Records from a data source:
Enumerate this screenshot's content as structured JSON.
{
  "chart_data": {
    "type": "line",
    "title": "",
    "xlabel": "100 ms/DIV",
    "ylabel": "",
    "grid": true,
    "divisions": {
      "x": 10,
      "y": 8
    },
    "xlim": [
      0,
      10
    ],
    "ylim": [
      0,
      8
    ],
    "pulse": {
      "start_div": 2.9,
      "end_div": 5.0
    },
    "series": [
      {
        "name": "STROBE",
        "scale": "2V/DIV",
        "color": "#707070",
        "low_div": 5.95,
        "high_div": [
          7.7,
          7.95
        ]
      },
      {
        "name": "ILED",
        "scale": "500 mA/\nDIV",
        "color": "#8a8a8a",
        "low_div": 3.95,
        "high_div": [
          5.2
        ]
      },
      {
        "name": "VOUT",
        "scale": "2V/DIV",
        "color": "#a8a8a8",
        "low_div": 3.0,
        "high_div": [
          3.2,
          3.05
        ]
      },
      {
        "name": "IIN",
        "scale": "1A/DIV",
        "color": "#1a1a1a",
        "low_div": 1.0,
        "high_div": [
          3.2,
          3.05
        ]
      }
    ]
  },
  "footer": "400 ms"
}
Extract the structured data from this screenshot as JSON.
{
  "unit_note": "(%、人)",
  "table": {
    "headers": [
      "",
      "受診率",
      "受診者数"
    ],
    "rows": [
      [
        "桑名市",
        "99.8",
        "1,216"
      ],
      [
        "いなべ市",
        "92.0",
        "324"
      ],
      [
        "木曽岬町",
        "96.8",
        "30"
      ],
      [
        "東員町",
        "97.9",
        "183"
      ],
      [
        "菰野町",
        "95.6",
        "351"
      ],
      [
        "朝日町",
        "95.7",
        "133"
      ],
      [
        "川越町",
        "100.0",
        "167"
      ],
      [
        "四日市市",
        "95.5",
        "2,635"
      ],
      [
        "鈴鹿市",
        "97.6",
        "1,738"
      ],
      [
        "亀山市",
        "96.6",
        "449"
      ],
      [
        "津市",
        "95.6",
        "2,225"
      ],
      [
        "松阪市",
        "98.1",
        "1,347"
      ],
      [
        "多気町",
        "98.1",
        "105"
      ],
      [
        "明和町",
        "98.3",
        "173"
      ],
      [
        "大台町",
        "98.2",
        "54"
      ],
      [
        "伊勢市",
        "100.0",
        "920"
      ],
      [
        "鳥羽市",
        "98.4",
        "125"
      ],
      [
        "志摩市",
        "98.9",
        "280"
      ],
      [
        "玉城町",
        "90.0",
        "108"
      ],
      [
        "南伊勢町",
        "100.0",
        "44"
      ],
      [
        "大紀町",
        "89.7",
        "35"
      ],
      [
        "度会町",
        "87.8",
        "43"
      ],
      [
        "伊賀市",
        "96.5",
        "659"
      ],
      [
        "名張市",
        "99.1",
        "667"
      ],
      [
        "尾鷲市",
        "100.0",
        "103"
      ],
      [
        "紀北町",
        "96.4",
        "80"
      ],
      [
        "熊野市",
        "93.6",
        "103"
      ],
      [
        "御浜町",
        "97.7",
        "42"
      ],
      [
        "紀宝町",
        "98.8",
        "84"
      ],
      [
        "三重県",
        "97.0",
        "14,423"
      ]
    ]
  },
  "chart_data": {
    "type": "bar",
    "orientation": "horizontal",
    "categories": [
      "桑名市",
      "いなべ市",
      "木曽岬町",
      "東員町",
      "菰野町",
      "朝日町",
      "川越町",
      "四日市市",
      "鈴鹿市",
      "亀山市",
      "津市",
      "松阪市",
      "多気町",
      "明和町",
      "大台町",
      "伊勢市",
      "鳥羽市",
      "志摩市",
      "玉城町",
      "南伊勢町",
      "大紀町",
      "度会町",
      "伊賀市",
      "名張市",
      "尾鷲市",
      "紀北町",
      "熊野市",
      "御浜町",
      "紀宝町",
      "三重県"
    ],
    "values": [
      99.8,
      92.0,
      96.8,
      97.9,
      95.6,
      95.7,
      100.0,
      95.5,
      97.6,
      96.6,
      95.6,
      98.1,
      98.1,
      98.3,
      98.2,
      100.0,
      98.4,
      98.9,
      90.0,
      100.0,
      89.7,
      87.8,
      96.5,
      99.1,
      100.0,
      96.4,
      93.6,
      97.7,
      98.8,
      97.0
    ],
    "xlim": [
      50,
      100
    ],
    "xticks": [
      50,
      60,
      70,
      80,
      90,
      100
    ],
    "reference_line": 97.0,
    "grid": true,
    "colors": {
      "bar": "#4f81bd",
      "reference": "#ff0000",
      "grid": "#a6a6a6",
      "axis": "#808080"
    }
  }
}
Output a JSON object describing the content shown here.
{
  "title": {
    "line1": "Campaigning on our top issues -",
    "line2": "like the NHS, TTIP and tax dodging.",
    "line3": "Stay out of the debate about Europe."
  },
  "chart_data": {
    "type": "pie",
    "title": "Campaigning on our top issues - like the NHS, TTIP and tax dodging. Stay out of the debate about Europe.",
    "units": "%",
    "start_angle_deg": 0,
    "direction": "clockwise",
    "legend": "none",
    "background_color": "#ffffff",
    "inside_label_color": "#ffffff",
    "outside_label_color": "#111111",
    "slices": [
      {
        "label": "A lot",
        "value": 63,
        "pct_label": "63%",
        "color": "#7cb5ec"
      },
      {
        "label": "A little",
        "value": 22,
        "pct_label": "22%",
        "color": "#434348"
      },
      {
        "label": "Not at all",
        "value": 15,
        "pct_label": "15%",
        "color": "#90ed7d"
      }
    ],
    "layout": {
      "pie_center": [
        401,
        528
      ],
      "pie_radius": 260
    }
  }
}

* [BRIEF] Exactly reproduce all of the entries.

* [COMPLETED EXERCISE]
Enumerate this screenshot's content as structured JSON.
{
  "chart_data": {
    "type": "line",
    "title": "",
    "xlabel": "100 ms/DIV",
    "ylabel": "",
    "grid": true,
    "divisions": {
      "x": 10,
      "y": 8
    },
    "xlim": [
      0,
      10
    ],
    "ylim": [
      0,
      8
    ],
    "pulse": {
      "start_div": 2.9,
      "end_div": 5.0
    },
    "series": [
      {
        "name": "STROBE",
        "scale": "2V/DIV",
        "color": "#707070",
        "low_div": 5.95,
        "high_div": [
          7.7,
          7.95
        ]
      },
      {
        "name": "ILED",
        "scale": "500 mA/\nDIV",
        "color": "#8a8a8a",
        "low_div": 3.95,
        "high_div": [
          5.2
        ]
      },
      {
        "name": "VOUT",
        "scale": "2V/DIV",
        "color": "#a8a8a8",
        "low_div": 3.0,
        "high_div": [
          3.2,
          3.05
        ]
      },
      {
        "name": "IIN",
        "scale": "1A/DIV",
        "color": "#1a1a1a",
        "low_div": 1.0,
        "high_div": [
          3.2,
          3.05
        ]
      }
    ]
  },
  "footer": "400 ms"
}
Extract the structured data from this screenshot as JSON.
{
  "unit_note": "(%、人)",
  "table": {
    "headers": [
      "",
      "受診率",
      "受診者数"
    ],
    "rows": [
      [
        "桑名市",
        "99.8",
        "1,216"
      ],
      [
        "いなべ市",
        "92.0",
        "324"
      ],
      [
        "木曽岬町",
        "96.8",
        "30"
      ],
      [
        "東員町",
        "97.9",
        "183"
      ],
      [
        "菰野町",
        "95.6",
        "351"
      ],
      [
        "朝日町",
        "95.7",
        "133"
      ],
      [
        "川越町",
        "100.0",
        "167"
      ],
      [
        "四日市市",
        "95.5",
        "2,635"
      ],
      [
        "鈴鹿市",
        "97.6",
        "1,738"
      ],
      [
        "亀山市",
        "96.6",
        "449"
      ],
      [
        "津市",
        "95.6",
        "2,225"
      ],
      [
        "松阪市",
        "98.1",
        "1,347"
      ],
      [
        "多気町",
        "98.1",
        "105"
      ],
      [
        "明和町",
        "98.3",
        "173"
      ],
      [
        "大台町",
        "98.2",
        "54"
      ],
      [
        "伊勢市",
        "100.0",
        "920"
      ],
      [
        "鳥羽市",
        "98.4",
        "125"
      ],
      [
        "志摩市",
        "98.9",
        "280"
      ],
      [
        "玉城町",
        "90.0",
        "108"
      ],
      [
        "南伊勢町",
        "100.0",
        "44"
      ],
      [
        "大紀町",
        "89.7",
        "35"
      ],
      [
        "度会町",
        "87.8",
        "43"
      ],
      [
        "伊賀市",
        "96.5",
        "659"
      ],
      [
        "名張市",
        "99.1",
        "667"
      ],
      [
        "尾鷲市",
        "100.0",
        "103"
      ],
      [
        "紀北町",
        "96.4",
        "80"
      ],
      [
        "熊野市",
        "93.6",
        "103"
      ],
      [
        "御浜町",
        "97.7",
        "42"
      ],
      [
        "紀宝町",
        "98.8",
        "84"
      ],
      [
        "三重県",
        "97.0",
        "14,423"
      ]
    ]
  },
  "chart_data": {
    "type": "bar",
    "orientation": "horizontal",
    "categories": [
      "桑名市",
      "いなべ市",
      "木曽岬町",
      "東員町",
      "菰野町",
      "朝日町",
      "川越町",
      "四日市市",
      "鈴鹿市",
      "亀山市",
      "津市",
      "松阪市",
      "多気町",
      "明和町",
      "大台町",
      "伊勢市",
      "鳥羽市",
      "志摩市",
      "玉城町",
      "南伊勢町",
      "大紀町",
      "度会町",
      "伊賀市",
      "名張市",
      "尾鷲市",
      "紀北町",
      "熊野市",
      "御浜町",
      "紀宝町",
      "三重県"
    ],
    "values": [
      99.8,
      92.0,
      96.8,
      97.9,
      95.6,
      95.7,
      100.0,
      95.5,
      97.6,
      96.6,
      95.6,
      98.1,
      98.1,
      98.3,
      98.2,
      100.0,
      98.4,
      98.9,
      90.0,
      100.0,
      89.7,
      87.8,
      96.5,
      99.1,
      100.0,
      96.4,
      93.6,
      97.7,
      98.8,
      97.0
    ],
    "xlim": [
      50,
      100
    ],
    "xticks": [
      50,
      60,
      70,
      80,
      90,
      100
    ],
    "reference_line": 97.0,
    "grid": true,
    "colors": {
      "bar": "#4f81bd",
      "reference": "#ff0000",
      "grid": "#a6a6a6",
      "axis": "#808080"
    }
  }
}
Output a JSON object describing the content shown here.
{
  "title": {
    "line1": "Campaigning on our top issues -",
    "line2": "like the NHS, TTIP and tax dodging.",
    "line3": "Stay out of the debate about Europe."
  },
  "chart_data": {
    "type": "pie",
    "title": "Campaigning on our top issues - like the NHS, TTIP and tax dodging. Stay out of the debate about Europe.",
    "units": "%",
    "start_angle_deg": 0,
    "direction": "clockwise",
    "legend": "none",
    "background_color": "#ffffff",
    "inside_label_color": "#ffffff",
    "outside_label_color": "#111111",
    "slices": [
      {
        "label": "A lot",
        "value": 63,
        "pct_label": "63%",
        "color": "#7cb5ec"
      },
      {
        "label": "A little",
        "value": 22,
        "pct_label": "22%",
        "color": "#434348"
      },
      {
        "label": "Not at all",
        "value": 15,
        "pct_label": "15%",
        "color": "#90ed7d"
      }
    ],
    "layout": {
      "pie_center": [
        401,
        528
      ],
      "pie_radius": 260
    }
  }
}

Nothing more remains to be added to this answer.